DOCUMENT EXTRACT →
In 1926, a fellow-Cretan, Nikos Kazansakis, author of ‘Zorba the Greek’, travelled from Piraeus to Toledo to pay homage to his spiritual grandfather. Enraptured by the works he saw, he described El Greco’s vision as a ‘terrifying holy intoxication’. He felt that his body would dissolve under the influence those colours - the paint: ‘blue, green, lie-de-vin’, gleaming with metallic intensity. In the epilogue of his autobiographical novel ‘Report to Greco’, Kazantasakis returns to Toledo and in a long dream-sequence, questions his mentor face to face. How is it that his paintings burn up so? That the figures evaporate into air – leading the spirit to celestial heights. For El Greco, the world is pure spirit. And all forms, being composed of elemental fire, aspire naturally – defying lumpen gravity... There is a frisson here, an echo of the Spanish Inquisitors who were also returning flesh to flame during El Greco’s lifetime, but more. A commitment to spiritual integrity which seems much needed in our time.

SET PROBLEM →
Answer these from the passage on El Greco:
1. In what year did the author of "Zorba the Greek" travel to Toledo?
2. What phrase did he use to describe El Greco's vision?
3. In which novel's epilogue does he return to Toledo and question El Greco in a dream-sequence?

DATA RECORDS →

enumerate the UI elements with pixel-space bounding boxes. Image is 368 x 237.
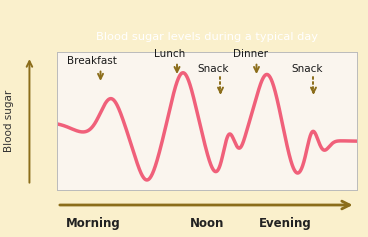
Text: Blood sugar: Blood sugar: [4, 90, 14, 152]
Text: Morning: Morning: [66, 217, 120, 230]
Text: Breakfast: Breakfast: [67, 56, 116, 66]
Text: Noon: Noon: [190, 217, 224, 230]
Text: Dinner: Dinner: [233, 49, 268, 59]
Text: Blood sugar levels during a typical day: Blood sugar levels during a typical day: [96, 32, 318, 42]
Text: Lunch: Lunch: [154, 49, 185, 59]
Text: Snack: Snack: [197, 64, 229, 74]
Text: Evening: Evening: [259, 217, 311, 230]
Text: Snack: Snack: [292, 64, 323, 74]
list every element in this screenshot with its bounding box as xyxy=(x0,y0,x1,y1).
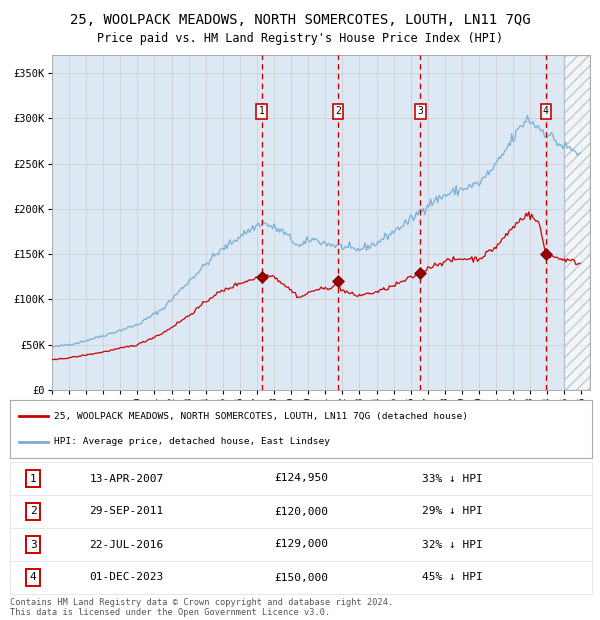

REPLY →
1. 1926
2. "terrifying holy intoxication"
3. "Report to Greco"